** start of Provided records **
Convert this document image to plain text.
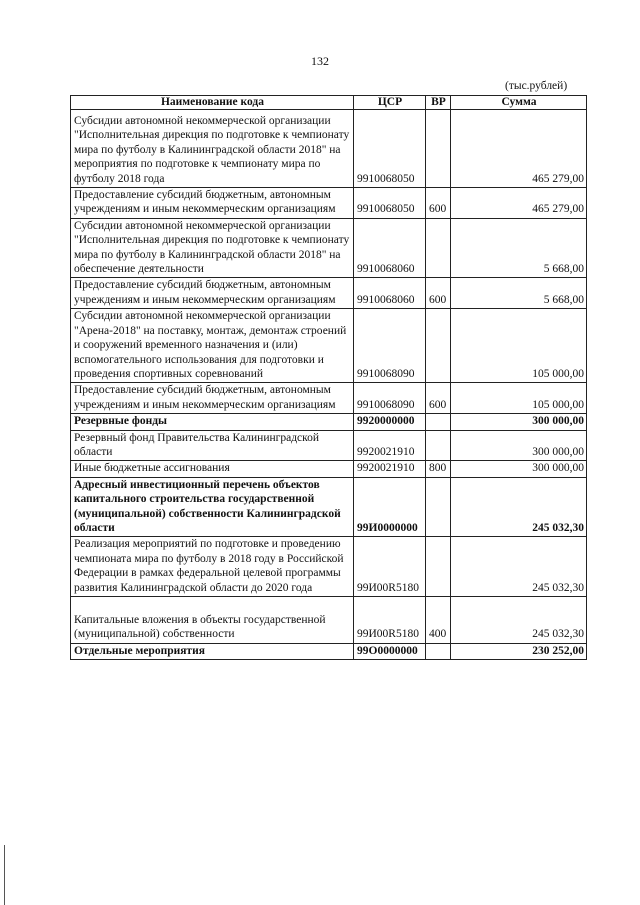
132
(тыс.рублей)
Наименование кода	ЦСР	ВР	Сумма
Субсидии автономной некоммерческой организации "Исполнительная дирекция по подготовке к чемпионату мира по футболу в Калининградской области 2018" на мероприятия по подготовке к чемпионату мира по футболу 2018 года	9910068050		465 279,00
Предоставление субсидий бюджетным, автономным учреждениям и иным некоммерческим организациям	9910068050	600	465 279,00
Субсидии автономной некоммерческой организации "Исполнительная дирекция по подготовке к чемпионату мира по футболу в Калининградской области 2018" на обеспечение деятельности	9910068060		5 668,00
Предоставление субсидий бюджетным, автономным учреждениям и иным некоммерческим организациям	9910068060	600	5 668,00
Субсидии автономной некоммерческой организации "Арена-2018" на поставку, монтаж, демонтаж строений и сооружений временного назначения и (или) вспомогательного использования для подготовки и проведения спортивных соревнований	9910068090		105 000,00
Предоставление субсидий бюджетным, автономным учреждениям и иным некоммерческим организациям	9910068090	600	105 000,00
Резервные фонды	9920000000		300 000,00
Резервный фонд Правительства Калининградской области	9920021910		300 000,00
Иные бюджетные ассигнования	9920021910	800	300 000,00
Адресный инвестиционный перечень объектов капитального строительства государственной (муниципальной) собственности Калининградской области	99И0000000		245 032,30
Реализация мероприятий по подготовке и проведению чемпионата мира по футболу в 2018 году в Российской Федерации в рамках федеральной целевой программы развития Калининградской области до 2020 года	99И00R5180		245 032,30
Капитальные вложения в объекты государственной (муниципальной) собственности	99И00R5180	400	245 032,30
Отдельные мероприятия	99О0000000		230 252,00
** end of Provided records **
What is being asked
Read through the data and copy every line where "государственной" shows up.

Response
Адресный инвестиционный перечень объектов капитального строительства государственной (муниципальной) собственности Калининградской области	99И0000000		245 032,30
Капитальные вложения в объекты государственной (муниципальной) собственности	99И00R5180	400	245 032,30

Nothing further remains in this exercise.